Find the string "JSON" in the entries and copy each line that has it.

________________________________________

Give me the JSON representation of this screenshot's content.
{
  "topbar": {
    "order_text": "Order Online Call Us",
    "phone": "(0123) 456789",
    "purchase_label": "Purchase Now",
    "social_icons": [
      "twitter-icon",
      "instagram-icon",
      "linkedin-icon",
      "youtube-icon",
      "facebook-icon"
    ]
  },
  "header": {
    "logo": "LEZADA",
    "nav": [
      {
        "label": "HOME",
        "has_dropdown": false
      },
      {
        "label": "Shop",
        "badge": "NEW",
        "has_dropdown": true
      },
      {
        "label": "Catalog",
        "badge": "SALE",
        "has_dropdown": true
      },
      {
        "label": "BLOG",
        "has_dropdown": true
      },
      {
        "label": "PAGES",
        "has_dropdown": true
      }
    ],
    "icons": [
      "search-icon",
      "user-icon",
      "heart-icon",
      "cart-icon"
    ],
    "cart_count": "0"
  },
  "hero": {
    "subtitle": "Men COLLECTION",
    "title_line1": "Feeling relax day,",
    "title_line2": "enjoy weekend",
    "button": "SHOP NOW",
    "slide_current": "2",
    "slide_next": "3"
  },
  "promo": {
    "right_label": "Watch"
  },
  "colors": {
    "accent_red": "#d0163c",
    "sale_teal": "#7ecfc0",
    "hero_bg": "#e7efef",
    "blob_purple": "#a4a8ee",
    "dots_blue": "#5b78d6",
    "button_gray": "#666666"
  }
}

________________________________________

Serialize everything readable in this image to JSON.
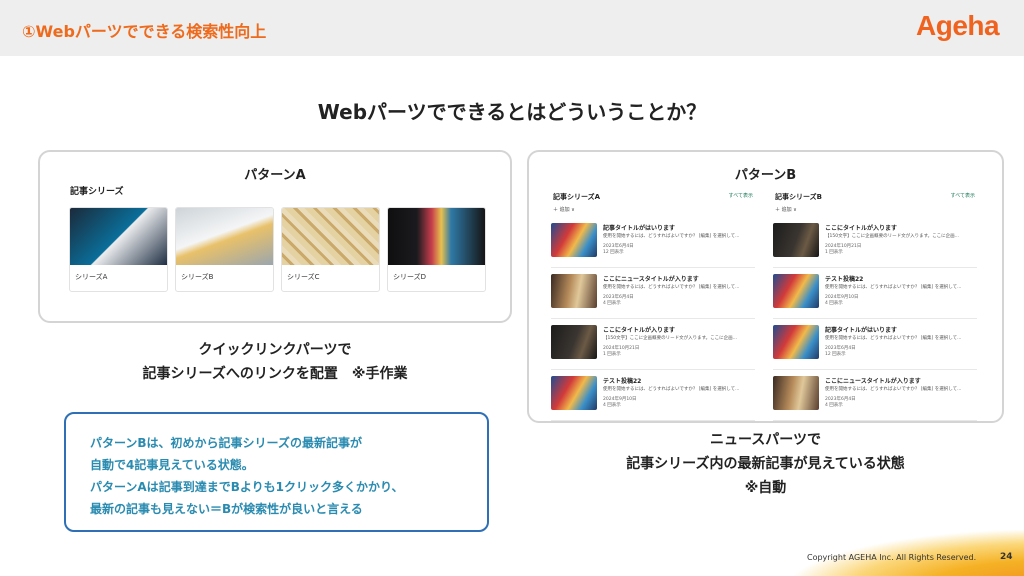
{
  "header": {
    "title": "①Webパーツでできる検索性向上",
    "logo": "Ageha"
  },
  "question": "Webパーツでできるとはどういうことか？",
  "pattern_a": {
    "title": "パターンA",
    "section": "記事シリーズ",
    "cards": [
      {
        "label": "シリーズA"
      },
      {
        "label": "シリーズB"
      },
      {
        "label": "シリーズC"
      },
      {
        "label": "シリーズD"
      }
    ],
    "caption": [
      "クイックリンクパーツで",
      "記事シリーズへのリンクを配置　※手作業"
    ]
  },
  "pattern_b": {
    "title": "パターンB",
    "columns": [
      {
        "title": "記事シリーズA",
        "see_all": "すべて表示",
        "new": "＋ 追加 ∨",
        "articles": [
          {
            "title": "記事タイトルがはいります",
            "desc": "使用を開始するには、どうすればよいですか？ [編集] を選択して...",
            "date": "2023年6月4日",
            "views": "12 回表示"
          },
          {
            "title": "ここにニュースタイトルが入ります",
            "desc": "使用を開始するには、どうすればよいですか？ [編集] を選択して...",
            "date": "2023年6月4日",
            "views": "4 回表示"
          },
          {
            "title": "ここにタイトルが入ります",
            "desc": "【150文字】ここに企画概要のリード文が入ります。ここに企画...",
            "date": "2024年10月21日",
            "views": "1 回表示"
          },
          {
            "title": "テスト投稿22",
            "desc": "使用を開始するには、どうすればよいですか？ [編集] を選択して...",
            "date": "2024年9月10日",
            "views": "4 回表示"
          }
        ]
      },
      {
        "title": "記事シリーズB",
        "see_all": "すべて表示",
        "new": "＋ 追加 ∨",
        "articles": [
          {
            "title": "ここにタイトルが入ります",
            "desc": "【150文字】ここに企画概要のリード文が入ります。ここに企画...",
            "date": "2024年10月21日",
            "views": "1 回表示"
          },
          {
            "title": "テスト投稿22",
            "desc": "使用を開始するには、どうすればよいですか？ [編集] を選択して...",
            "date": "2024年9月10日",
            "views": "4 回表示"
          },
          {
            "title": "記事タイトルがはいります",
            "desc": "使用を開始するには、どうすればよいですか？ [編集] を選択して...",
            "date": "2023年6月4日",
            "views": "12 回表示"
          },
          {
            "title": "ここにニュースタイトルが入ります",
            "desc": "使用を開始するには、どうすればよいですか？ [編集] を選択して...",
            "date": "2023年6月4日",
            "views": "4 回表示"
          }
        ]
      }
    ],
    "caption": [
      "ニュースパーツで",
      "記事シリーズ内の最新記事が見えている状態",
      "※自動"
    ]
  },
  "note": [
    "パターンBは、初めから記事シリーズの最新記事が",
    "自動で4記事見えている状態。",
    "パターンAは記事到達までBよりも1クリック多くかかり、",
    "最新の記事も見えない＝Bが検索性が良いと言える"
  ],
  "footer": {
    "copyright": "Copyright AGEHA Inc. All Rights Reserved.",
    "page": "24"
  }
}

________________________________________

Written response -
Give me the JSON representation of this screenshot's content.
Serialize everything readable in this image to JSON.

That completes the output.